[Items]
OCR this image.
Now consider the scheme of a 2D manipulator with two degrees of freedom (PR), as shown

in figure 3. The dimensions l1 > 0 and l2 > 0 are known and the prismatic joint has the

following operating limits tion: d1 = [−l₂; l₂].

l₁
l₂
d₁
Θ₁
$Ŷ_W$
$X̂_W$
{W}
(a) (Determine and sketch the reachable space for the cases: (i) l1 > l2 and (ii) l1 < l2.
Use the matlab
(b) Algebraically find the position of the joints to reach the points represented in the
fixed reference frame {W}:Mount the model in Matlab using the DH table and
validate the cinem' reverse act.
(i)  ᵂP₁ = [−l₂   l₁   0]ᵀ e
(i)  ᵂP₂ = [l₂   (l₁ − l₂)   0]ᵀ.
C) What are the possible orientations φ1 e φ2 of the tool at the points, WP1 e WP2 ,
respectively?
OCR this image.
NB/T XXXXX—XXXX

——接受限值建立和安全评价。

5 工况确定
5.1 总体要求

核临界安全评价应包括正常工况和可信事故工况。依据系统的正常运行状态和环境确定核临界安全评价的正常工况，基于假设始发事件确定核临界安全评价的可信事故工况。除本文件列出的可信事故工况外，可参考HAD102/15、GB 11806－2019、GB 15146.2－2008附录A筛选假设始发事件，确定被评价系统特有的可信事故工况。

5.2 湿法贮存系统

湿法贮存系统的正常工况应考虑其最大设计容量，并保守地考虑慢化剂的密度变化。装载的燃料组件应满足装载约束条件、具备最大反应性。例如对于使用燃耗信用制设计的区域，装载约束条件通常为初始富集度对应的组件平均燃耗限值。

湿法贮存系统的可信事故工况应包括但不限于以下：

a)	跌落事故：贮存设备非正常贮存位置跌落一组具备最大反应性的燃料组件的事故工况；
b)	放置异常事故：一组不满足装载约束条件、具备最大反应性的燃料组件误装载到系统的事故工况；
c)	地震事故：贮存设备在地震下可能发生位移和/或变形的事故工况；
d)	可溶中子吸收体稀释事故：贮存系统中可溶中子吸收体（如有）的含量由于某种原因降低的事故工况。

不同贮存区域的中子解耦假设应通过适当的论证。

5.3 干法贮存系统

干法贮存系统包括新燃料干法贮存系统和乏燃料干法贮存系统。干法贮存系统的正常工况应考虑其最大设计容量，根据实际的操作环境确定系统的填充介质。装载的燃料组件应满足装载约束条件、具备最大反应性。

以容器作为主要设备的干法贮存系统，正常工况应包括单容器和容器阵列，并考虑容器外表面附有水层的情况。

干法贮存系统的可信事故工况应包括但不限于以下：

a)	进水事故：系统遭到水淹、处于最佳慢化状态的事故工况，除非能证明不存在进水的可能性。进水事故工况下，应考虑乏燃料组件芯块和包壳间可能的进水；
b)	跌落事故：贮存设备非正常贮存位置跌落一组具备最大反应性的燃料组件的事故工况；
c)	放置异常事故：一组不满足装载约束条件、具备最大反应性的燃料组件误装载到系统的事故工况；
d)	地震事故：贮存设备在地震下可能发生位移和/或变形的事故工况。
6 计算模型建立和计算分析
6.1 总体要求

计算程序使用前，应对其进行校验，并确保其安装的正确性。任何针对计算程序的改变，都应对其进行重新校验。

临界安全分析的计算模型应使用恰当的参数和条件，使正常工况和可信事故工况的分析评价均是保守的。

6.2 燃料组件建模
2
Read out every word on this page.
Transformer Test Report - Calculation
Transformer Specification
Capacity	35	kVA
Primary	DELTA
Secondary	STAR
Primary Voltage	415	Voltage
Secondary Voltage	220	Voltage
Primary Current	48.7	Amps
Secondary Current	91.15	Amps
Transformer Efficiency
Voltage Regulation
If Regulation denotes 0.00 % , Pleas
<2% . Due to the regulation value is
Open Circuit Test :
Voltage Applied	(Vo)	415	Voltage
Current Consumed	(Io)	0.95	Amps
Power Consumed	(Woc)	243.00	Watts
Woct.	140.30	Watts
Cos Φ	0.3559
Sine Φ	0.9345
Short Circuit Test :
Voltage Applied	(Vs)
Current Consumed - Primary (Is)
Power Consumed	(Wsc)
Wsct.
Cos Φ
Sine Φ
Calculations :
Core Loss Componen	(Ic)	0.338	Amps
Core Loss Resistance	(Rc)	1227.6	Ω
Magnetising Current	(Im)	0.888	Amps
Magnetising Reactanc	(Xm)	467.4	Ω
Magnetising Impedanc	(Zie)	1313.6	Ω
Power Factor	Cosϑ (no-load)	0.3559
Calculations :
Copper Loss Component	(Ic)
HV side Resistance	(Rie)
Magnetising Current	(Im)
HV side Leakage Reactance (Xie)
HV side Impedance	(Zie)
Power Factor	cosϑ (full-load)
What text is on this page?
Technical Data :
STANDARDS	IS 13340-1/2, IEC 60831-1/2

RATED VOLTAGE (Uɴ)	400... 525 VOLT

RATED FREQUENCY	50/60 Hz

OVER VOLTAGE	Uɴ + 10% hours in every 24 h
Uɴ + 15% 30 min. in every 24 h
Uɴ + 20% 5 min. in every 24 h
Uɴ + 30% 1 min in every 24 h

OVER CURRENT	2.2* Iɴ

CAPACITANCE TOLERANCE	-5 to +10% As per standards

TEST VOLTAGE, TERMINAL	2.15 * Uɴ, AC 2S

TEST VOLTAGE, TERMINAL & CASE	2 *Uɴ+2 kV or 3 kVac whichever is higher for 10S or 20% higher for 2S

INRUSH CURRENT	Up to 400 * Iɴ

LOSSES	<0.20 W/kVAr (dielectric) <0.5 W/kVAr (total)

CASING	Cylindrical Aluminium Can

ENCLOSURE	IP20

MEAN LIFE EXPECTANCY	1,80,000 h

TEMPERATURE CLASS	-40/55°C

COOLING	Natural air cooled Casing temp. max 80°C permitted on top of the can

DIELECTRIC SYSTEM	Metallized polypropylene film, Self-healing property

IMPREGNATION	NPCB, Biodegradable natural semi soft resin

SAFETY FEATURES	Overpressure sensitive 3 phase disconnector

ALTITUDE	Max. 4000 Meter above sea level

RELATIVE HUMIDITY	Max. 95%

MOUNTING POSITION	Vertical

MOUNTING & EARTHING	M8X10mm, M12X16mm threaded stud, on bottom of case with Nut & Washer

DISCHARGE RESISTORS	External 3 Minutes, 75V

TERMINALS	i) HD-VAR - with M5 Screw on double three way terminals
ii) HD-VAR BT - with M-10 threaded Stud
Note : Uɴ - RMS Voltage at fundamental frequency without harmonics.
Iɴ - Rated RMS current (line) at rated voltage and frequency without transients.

[Requirements] Extract every line from the one with "What text is on this page?" down to the final line above, both included, exactly as written.

[Task output]
What text is on this page?
Technical Data :
STANDARDS	IS 13340-1/2, IEC 60831-1/2

RATED VOLTAGE (Uɴ)	400... 525 VOLT

RATED FREQUENCY	50/60 Hz

OVER VOLTAGE	Uɴ + 10% hours in every 24 h
Uɴ + 15% 30 min. in every 24 h
Uɴ + 20% 5 min. in every 24 h
Uɴ + 30% 1 min in every 24 h

OVER CURRENT	2.2* Iɴ

CAPACITANCE TOLERANCE	-5 to +10% As per standards

TEST VOLTAGE, TERMINAL	2.15 * Uɴ, AC 2S

TEST VOLTAGE, TERMINAL & CASE	2 *Uɴ+2 kV or 3 kVac whichever is higher for 10S or 20% higher for 2S

INRUSH CURRENT	Up to 400 * Iɴ

LOSSES	<0.20 W/kVAr (dielectric) <0.5 W/kVAr (total)

CASING	Cylindrical Aluminium Can

ENCLOSURE	IP20

MEAN LIFE EXPECTANCY	1,80,000 h

TEMPERATURE CLASS	-40/55°C

COOLING	Natural air cooled Casing temp. max 80°C permitted on top of the can

DIELECTRIC SYSTEM	Metallized polypropylene film, Self-healing property

IMPREGNATION	NPCB, Biodegradable natural semi soft resin

SAFETY FEATURES	Overpressure sensitive 3 phase disconnector

ALTITUDE	Max. 4000 Meter above sea level

RELATIVE HUMIDITY	Max. 95%

MOUNTING POSITION	Vertical

MOUNTING & EARTHING	M8X10mm, M12X16mm threaded stud, on bottom of case with Nut & Washer

DISCHARGE RESISTORS	External 3 Minutes, 75V

TERMINALS	i) HD-VAR - with M5 Screw on double three way terminals
ii) HD-VAR BT - with M-10 threaded Stud
Note : Uɴ - RMS Voltage at fundamental frequency without harmonics.
Iɴ - Rated RMS current (line) at rated voltage and frequency without transients.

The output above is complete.